__WHAT YOU NEED TO DO__
Reproduce the listing verbatim.

__SUPPLIED DATA__
[BEGIN]

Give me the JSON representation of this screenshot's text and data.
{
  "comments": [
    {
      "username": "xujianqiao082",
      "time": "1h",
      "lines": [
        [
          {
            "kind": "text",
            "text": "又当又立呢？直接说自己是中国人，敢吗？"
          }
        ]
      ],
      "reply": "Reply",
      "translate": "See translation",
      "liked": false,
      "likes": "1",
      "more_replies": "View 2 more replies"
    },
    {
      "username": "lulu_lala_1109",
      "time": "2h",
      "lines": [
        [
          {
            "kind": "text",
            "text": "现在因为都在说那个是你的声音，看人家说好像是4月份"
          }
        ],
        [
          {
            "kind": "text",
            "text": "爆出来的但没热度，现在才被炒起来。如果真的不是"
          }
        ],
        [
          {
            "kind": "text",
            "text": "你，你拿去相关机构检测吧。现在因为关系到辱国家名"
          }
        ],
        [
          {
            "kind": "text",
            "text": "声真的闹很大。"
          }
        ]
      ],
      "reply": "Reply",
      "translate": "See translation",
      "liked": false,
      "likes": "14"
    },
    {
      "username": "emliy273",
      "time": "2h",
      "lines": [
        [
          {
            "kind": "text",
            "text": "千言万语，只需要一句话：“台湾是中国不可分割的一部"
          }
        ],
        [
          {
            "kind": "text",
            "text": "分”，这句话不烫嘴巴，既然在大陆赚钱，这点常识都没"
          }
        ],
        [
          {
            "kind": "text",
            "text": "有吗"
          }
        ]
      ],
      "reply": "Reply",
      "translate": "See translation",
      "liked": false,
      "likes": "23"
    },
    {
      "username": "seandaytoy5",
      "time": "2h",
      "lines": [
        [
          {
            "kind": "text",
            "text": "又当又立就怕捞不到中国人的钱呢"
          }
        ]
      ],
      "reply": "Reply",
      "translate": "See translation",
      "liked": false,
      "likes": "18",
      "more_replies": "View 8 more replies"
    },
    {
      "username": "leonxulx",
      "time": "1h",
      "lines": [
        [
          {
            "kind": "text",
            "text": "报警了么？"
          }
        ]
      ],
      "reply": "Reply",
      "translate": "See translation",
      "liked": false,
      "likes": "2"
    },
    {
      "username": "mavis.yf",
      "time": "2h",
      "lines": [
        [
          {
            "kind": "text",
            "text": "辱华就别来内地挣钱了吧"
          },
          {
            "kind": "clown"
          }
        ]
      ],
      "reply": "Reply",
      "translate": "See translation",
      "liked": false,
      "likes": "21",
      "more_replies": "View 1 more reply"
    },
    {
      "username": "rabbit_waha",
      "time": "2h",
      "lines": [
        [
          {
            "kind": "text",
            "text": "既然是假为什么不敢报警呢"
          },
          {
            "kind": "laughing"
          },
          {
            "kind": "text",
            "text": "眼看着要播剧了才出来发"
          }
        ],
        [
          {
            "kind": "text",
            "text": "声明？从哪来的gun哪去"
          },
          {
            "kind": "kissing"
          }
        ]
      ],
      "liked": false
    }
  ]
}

[END]

__ANSWER IN FULL__
Give me the JSON representation of this screenshot's text and data.
{
  "comments": [
    {
      "username": "xujianqiao082",
      "time": "1h",
      "lines": [
        [
          {
            "kind": "text",
            "text": "又当又立呢？直接说自己是中国人，敢吗？"
          }
        ]
      ],
      "reply": "Reply",
      "translate": "See translation",
      "liked": false,
      "likes": "1",
      "more_replies": "View 2 more replies"
    },
    {
      "username": "lulu_lala_1109",
      "time": "2h",
      "lines": [
        [
          {
            "kind": "text",
            "text": "现在因为都在说那个是你的声音，看人家说好像是4月份"
          }
        ],
        [
          {
            "kind": "text",
            "text": "爆出来的但没热度，现在才被炒起来。如果真的不是"
          }
        ],
        [
          {
            "kind": "text",
            "text": "你，你拿去相关机构检测吧。现在因为关系到辱国家名"
          }
        ],
        [
          {
            "kind": "text",
            "text": "声真的闹很大。"
          }
        ]
      ],
      "reply": "Reply",
      "translate": "See translation",
      "liked": false,
      "likes": "14"
    },
    {
      "username": "emliy273",
      "time": "2h",
      "lines": [
        [
          {
            "kind": "text",
            "text": "千言万语，只需要一句话：“台湾是中国不可分割的一部"
          }
        ],
        [
          {
            "kind": "text",
            "text": "分”，这句话不烫嘴巴，既然在大陆赚钱，这点常识都没"
          }
        ],
        [
          {
            "kind": "text",
            "text": "有吗"
          }
        ]
      ],
      "reply": "Reply",
      "translate": "See translation",
      "liked": false,
      "likes": "23"
    },
    {
      "username": "seandaytoy5",
      "time": "2h",
      "lines": [
        [
          {
            "kind": "text",
            "text": "又当又立就怕捞不到中国人的钱呢"
          }
        ]
      ],
      "reply": "Reply",
      "translate": "See translation",
      "liked": false,
      "likes": "18",
      "more_replies": "View 8 more replies"
    },
    {
      "username": "leonxulx",
      "time": "1h",
      "lines": [
        [
          {
            "kind": "text",
            "text": "报警了么？"
          }
        ]
      ],
      "reply": "Reply",
      "translate": "See translation",
      "liked": false,
      "likes": "2"
    },
    {
      "username": "mavis.yf",
      "time": "2h",
      "lines": [
        [
          {
            "kind": "text",
            "text": "辱华就别来内地挣钱了吧"
          },
          {
            "kind": "clown"
          }
        ]
      ],
      "reply": "Reply",
      "translate": "See translation",
      "liked": false,
      "likes": "21",
      "more_replies": "View 1 more reply"
    },
    {
      "username": "rabbit_waha",
      "time": "2h",
      "lines": [
        [
          {
            "kind": "text",
            "text": "既然是假为什么不敢报警呢"
          },
          {
            "kind": "laughing"
          },
          {
            "kind": "text",
            "text": "眼看着要播剧了才出来发"
          }
        ],
        [
          {
            "kind": "text",
            "text": "声明？从哪来的gun哪去"
          },
          {
            "kind": "kissing"
          }
        ]
      ],
      "liked": false
    }
  ]
}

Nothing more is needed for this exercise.